## [WRITTEN TASK]
Wherever the string "JSON" appears in a line, extract that line.
═════ GIVEN RECORDS ═════
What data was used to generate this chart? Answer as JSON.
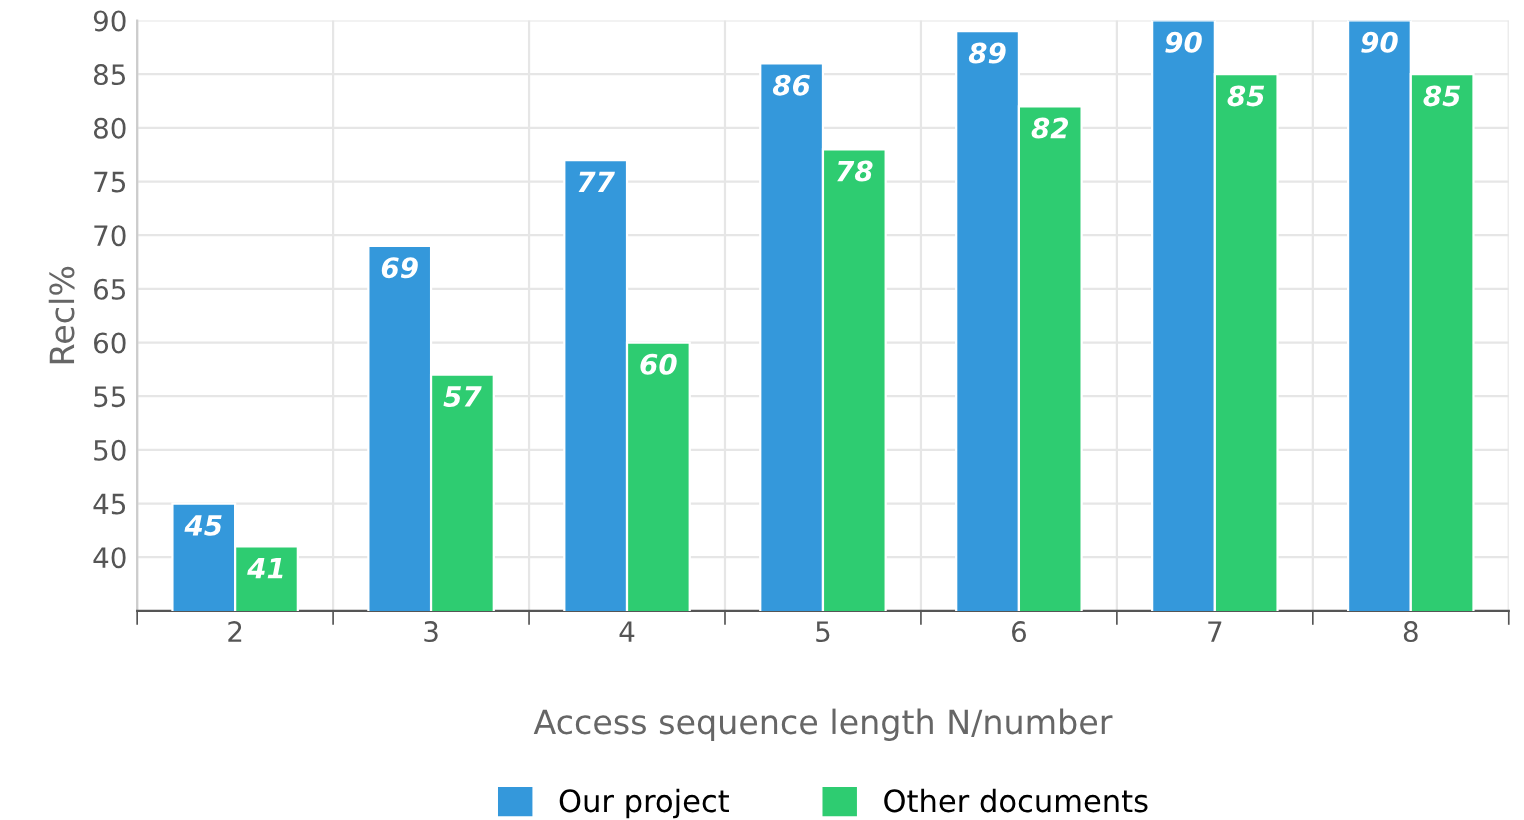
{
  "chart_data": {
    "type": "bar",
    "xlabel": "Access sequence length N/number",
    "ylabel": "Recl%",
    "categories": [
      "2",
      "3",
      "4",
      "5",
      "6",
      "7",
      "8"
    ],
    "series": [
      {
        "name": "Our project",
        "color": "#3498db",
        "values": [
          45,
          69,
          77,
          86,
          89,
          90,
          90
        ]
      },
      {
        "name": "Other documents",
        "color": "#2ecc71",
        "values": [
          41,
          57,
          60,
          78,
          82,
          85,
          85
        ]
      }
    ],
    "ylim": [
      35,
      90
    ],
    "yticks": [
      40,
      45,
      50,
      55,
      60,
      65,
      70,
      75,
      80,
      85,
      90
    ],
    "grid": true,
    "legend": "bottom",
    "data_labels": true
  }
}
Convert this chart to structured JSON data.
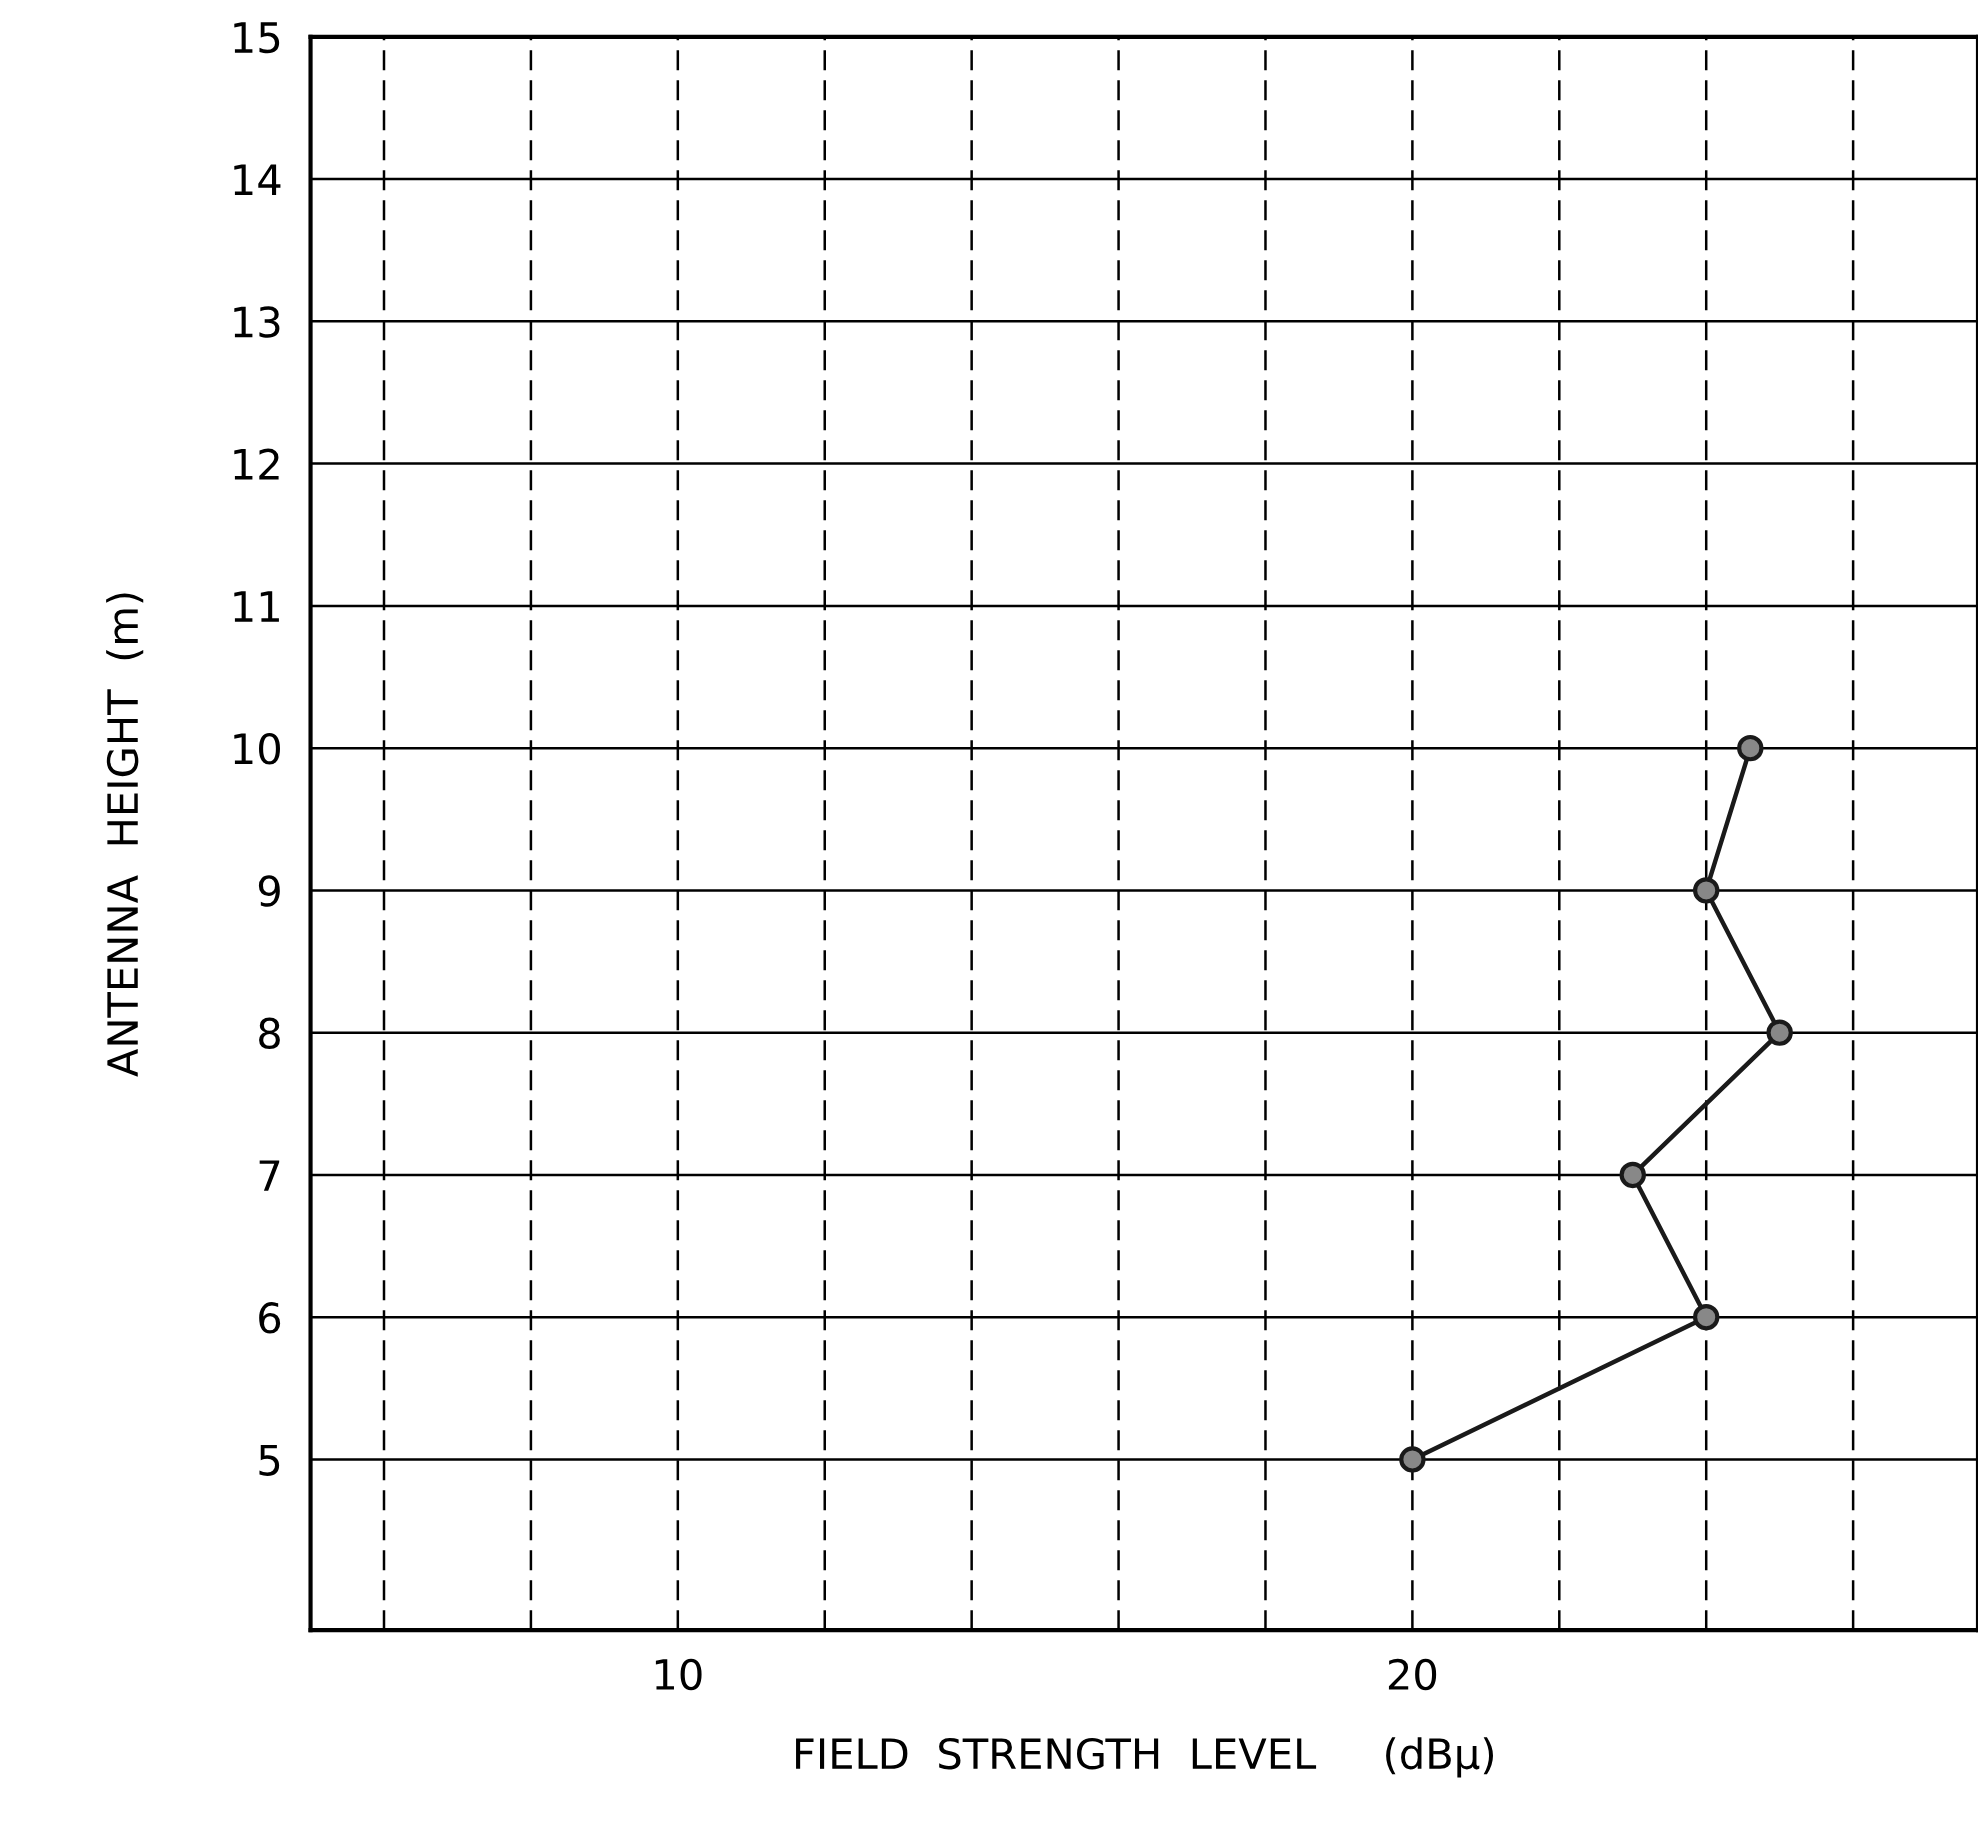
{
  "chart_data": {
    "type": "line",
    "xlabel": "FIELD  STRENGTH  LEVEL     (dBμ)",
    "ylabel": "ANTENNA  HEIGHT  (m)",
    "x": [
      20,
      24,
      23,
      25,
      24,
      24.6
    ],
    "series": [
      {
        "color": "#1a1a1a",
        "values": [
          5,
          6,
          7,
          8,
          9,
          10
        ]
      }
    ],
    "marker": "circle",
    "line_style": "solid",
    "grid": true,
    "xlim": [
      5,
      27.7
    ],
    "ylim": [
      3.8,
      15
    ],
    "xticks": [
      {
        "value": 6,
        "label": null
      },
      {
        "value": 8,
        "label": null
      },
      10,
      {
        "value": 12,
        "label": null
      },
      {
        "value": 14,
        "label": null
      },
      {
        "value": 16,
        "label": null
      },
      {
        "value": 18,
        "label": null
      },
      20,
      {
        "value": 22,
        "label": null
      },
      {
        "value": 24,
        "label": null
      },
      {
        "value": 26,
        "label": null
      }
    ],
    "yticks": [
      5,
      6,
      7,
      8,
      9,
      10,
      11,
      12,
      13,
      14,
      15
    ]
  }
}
═════
## [ANSWER TO THIS EXERCISE]
What data was used to generate this chart? Answer as JSON.
Convert this chart to structured JSON data.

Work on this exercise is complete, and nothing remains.